------ Entries provided

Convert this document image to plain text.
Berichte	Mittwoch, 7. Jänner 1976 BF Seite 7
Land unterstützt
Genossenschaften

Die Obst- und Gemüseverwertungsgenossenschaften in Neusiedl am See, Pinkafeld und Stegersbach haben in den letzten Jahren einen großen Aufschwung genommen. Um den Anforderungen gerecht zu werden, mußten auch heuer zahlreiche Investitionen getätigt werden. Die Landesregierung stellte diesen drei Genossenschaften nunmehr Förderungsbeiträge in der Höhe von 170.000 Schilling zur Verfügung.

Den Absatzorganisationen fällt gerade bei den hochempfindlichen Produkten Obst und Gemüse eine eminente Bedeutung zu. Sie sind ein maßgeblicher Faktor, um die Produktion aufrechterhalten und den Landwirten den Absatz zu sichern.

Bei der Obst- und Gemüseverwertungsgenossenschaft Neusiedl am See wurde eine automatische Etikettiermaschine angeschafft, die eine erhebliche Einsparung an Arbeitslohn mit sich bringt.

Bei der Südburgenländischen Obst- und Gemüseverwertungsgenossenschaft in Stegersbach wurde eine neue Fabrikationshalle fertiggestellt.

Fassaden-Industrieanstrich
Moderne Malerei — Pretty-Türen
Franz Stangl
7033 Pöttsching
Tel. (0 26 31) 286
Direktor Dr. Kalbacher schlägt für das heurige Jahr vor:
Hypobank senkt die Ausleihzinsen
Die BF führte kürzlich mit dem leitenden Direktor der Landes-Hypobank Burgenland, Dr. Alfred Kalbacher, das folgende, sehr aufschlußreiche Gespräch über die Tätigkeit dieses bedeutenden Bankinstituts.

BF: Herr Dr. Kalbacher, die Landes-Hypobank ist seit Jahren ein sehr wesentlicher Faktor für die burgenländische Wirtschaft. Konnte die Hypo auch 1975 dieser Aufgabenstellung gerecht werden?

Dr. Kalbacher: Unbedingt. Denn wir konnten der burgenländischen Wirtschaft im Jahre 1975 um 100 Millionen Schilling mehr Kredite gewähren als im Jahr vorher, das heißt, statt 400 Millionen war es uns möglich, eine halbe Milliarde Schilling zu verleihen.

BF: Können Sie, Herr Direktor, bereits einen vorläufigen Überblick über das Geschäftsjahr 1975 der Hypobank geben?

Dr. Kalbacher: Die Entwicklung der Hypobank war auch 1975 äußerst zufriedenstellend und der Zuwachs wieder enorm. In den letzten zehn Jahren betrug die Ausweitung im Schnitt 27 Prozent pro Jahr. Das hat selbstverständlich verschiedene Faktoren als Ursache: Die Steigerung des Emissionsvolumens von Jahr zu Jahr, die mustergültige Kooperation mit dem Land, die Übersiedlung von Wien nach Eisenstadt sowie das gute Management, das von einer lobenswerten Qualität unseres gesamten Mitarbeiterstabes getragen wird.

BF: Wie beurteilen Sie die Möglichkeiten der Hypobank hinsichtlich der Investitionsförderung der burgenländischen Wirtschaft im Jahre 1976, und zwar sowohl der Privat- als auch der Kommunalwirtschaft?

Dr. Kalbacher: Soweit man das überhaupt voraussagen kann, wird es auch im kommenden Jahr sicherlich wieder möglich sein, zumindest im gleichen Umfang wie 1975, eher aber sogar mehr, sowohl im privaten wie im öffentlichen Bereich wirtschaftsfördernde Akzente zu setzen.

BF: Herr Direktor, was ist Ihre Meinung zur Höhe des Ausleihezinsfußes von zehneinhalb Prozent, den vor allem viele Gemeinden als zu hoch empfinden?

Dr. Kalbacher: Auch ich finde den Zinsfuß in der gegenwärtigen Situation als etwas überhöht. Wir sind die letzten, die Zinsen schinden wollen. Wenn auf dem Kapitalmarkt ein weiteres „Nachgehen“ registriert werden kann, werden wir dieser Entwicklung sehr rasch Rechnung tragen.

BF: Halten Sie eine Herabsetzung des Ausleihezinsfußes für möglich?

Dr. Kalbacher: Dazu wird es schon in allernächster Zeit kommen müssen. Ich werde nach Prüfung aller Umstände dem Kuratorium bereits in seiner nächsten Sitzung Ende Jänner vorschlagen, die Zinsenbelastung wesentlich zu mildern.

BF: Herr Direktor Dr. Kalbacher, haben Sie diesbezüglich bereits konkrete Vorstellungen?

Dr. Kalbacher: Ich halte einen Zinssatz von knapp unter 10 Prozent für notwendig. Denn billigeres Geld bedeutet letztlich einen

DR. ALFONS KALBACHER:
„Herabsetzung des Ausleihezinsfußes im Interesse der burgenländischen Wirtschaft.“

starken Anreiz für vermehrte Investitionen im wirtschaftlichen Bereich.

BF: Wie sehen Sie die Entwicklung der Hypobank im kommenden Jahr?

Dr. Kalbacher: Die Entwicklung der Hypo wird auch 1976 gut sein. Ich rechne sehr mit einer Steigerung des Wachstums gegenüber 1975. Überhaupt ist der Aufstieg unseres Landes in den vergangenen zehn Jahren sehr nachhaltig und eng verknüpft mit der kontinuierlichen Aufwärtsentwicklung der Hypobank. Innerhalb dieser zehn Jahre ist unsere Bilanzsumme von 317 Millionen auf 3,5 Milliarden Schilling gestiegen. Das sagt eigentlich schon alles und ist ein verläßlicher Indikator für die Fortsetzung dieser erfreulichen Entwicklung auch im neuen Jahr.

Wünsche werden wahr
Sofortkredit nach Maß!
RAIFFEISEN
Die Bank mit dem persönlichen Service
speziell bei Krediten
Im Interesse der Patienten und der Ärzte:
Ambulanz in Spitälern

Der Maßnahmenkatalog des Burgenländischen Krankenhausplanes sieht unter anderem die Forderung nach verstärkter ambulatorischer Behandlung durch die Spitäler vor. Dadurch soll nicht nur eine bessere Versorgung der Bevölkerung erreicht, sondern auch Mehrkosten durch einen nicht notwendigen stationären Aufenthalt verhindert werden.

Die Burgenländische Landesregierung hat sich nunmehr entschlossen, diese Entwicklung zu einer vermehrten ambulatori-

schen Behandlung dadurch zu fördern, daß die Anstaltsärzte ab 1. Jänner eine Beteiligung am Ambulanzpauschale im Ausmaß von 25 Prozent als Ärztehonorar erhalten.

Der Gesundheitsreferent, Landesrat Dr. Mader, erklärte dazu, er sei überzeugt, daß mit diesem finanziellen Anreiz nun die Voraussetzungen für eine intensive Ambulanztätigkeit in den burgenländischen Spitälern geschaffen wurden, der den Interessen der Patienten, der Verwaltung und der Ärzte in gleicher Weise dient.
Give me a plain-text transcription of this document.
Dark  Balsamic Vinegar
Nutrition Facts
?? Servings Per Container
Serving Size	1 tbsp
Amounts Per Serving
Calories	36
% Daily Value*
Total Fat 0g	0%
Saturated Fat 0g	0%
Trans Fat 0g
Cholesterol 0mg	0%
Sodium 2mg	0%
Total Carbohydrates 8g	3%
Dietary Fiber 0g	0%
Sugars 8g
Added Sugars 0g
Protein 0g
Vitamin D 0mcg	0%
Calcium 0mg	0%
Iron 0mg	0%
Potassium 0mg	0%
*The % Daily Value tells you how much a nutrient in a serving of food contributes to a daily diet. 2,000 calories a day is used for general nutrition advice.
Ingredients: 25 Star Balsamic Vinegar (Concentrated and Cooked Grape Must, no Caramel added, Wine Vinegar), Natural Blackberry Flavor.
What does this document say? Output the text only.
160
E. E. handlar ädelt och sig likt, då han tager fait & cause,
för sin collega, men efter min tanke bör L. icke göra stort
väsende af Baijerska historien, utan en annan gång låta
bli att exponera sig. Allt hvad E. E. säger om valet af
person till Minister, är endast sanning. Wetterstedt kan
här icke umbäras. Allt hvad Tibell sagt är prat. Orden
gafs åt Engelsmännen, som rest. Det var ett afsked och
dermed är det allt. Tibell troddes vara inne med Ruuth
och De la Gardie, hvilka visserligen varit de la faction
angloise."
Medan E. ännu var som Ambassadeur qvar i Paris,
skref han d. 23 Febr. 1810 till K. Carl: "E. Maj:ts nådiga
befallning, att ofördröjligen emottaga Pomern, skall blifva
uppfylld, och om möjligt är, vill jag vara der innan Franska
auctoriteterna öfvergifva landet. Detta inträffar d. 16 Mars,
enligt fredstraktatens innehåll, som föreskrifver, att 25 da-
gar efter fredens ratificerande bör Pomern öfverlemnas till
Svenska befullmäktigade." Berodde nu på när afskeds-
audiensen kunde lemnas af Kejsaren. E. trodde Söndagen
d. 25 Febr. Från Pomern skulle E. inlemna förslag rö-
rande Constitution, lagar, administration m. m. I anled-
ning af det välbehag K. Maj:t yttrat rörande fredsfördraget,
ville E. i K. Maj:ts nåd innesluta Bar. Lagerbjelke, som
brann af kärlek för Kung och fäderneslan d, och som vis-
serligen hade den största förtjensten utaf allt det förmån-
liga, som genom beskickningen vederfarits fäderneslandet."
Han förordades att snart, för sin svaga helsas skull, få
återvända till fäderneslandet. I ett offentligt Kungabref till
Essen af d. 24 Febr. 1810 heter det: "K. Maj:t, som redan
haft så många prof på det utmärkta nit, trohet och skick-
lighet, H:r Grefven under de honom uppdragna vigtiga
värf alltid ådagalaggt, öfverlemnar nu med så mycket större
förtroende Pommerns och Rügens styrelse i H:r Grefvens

------------

Task instructions: Which lines of the data contain the string "Denn"? Copy each of them.

Answer section:
Dr. Kalbacher: Unbedingt. Denn wir konnten der burgenländischen Wirtschaft im Jahre 1975 um 100 Millionen Schilling mehr Kredite gewähren als im Jahr vorher, das heißt, statt 400 Millionen war es uns möglich, eine halbe Milliarde Schilling zu verleihen.
Dr. Kalbacher: Ich halte einen Zinssatz von knapp unter 10 Prozent für notwendig. Denn billigeres Geld bedeutet letztlich einen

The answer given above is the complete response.